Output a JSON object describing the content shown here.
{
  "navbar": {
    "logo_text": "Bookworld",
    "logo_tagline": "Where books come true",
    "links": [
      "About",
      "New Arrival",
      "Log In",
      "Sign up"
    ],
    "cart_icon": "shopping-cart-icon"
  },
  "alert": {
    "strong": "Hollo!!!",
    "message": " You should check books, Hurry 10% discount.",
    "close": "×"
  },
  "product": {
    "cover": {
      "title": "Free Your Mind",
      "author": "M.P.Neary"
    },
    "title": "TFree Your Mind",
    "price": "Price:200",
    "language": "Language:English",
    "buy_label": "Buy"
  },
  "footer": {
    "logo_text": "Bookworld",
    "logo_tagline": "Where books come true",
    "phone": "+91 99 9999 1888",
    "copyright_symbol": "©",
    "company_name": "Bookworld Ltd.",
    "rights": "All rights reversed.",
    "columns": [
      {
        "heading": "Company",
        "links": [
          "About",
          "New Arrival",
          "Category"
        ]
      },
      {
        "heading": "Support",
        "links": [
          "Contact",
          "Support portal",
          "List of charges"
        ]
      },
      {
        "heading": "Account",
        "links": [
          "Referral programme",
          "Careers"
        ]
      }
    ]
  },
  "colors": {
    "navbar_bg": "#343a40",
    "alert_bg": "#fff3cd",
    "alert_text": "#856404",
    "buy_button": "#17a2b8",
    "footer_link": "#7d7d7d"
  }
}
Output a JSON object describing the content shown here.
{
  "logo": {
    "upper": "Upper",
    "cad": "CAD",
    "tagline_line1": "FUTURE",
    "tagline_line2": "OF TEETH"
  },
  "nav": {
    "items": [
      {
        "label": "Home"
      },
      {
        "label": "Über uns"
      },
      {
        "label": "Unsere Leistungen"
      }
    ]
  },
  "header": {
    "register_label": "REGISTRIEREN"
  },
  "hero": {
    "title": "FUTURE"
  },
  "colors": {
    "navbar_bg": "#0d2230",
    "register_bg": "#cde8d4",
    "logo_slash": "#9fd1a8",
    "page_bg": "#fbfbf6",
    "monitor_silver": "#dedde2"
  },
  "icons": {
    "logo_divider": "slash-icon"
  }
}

==*==

**Written request**
Using the entries above, find all lines with "heading". Copy them.

**Response to this exercise**
        "heading": "Company",
        "heading": "Support",
        "heading": "Account",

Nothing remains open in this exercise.